## Begin Given information
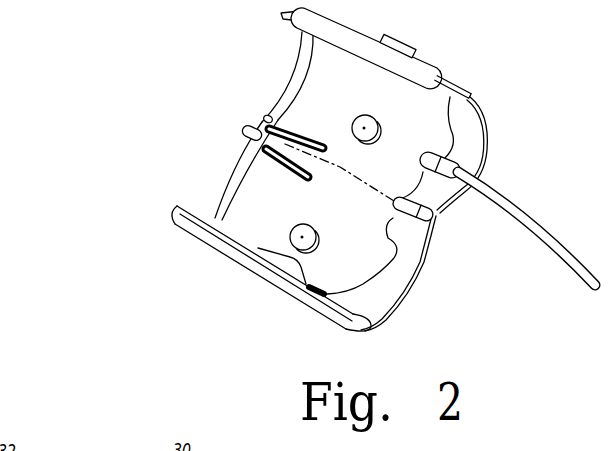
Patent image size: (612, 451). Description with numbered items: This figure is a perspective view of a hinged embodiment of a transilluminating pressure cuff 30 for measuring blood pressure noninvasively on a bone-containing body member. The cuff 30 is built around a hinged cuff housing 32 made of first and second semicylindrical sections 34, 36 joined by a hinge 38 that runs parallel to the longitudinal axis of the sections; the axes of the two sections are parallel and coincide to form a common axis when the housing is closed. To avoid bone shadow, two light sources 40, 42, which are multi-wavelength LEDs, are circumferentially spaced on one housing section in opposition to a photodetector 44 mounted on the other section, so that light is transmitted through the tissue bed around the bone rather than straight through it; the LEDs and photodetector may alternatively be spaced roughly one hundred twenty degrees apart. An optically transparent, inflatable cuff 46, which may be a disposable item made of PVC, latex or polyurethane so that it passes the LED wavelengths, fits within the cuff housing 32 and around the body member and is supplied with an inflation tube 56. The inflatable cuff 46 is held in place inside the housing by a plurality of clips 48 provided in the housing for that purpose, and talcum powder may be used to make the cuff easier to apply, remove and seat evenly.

The cuff 30 is at (486, 50).
The hinged cuff housing 32 is at (172, 243).
The first semicylindrical section 34 is at (294, 64).
The second semicylindrical section 36 is at (232, 201).
The hinge 38 is at (246, 140).
The light source 40 is at (401, 44).
The light source 42 is at (352, 127).
The photodetector 44 is at (303, 237).
The inflatable cuff 46 is at (420, 118).
The clips 48 is at (265, 116).
The inflation tube 56 is at (525, 208).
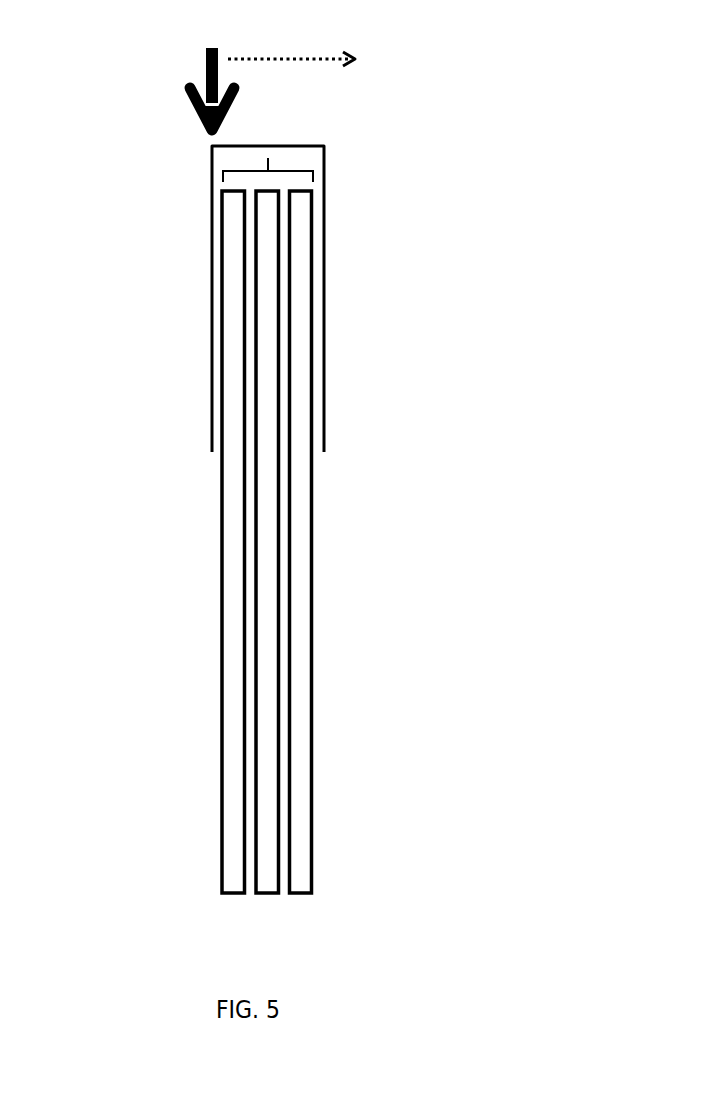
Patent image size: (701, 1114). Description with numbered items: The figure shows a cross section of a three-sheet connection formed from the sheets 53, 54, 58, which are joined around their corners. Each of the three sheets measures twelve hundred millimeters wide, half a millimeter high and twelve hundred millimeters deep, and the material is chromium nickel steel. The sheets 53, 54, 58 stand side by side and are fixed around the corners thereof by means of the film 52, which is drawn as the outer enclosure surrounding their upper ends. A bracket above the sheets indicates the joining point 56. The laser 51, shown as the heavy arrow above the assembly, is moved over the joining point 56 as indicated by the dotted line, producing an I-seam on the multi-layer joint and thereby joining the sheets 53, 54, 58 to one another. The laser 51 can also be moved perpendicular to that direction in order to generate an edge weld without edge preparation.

The laser 51 is at (272, 66).
The film 52 is at (207, 190).
The sheet 53 is at (220, 510).
The sheet 54 is at (252, 595).
The joining point 56 is at (285, 157).
The sheet 58 is at (287, 672).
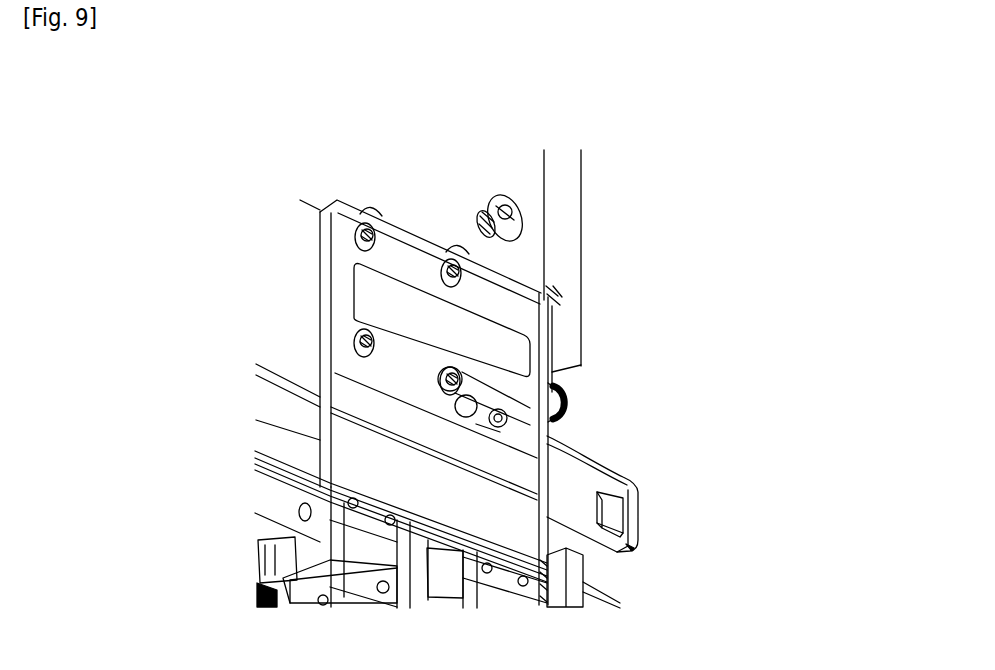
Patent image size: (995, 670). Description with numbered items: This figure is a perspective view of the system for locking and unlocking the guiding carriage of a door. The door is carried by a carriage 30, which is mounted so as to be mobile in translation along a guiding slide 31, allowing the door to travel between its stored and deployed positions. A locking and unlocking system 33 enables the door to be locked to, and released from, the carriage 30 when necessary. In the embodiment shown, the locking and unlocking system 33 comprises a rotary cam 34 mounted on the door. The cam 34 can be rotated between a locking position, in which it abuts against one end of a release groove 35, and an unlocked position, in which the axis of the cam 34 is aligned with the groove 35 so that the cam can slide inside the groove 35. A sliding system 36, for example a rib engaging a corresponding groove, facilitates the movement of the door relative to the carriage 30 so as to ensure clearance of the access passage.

The carriage 30 is at (343, 300).
The guiding slide 31 is at (597, 581).
The locking and unlocking system 33 is at (575, 411).
The rotary cam 34 is at (497, 412).
The release groove 35 is at (555, 463).
The sliding system 36 is at (550, 297).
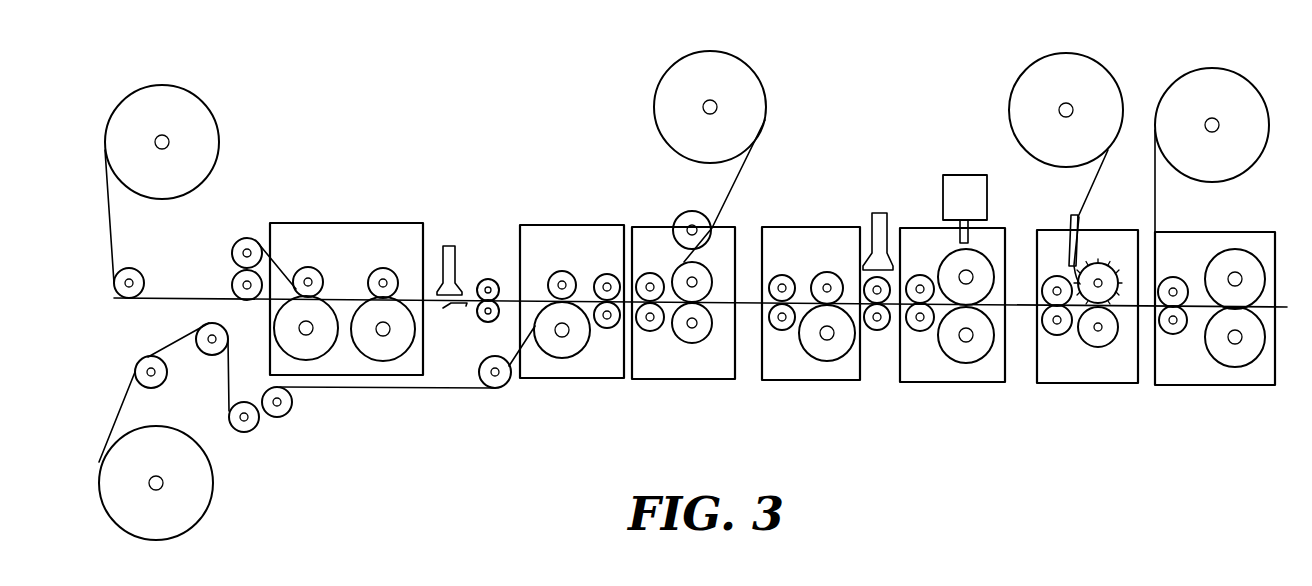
## End Given information
Locate each line in the items above that contains the word "carriage", and copy out all of those lines in full.

Patent image size: (995, 670). Description with numbered items: This figure is a perspective view of the system for locking and unlocking the guiding carriage of a door. The door is carried by a carriage 30, which is mounted so as to be mobile in translation along a guiding slide 31, allowing the door to travel between its stored and deployed positions. A locking and unlocking system 33 enables the door to be locked to, and released from, the carriage 30 when necessary. In the embodiment shown, the locking and unlocking system 33 comprises a rotary cam 34 mounted on the door. The cam 34 can be rotated between a locking position, in which it abuts against one end of a release groove 35, and an unlocked position, in which the axis of the cam 34 is aligned with the groove 35 so that the cam can slide inside the groove 35. A sliding system 36, for example a rib engaging a corresponding groove, facilitates the movement of the door relative to the carriage 30 so as to ensure clearance of the access passage.
The carriage 30 is at (343, 300).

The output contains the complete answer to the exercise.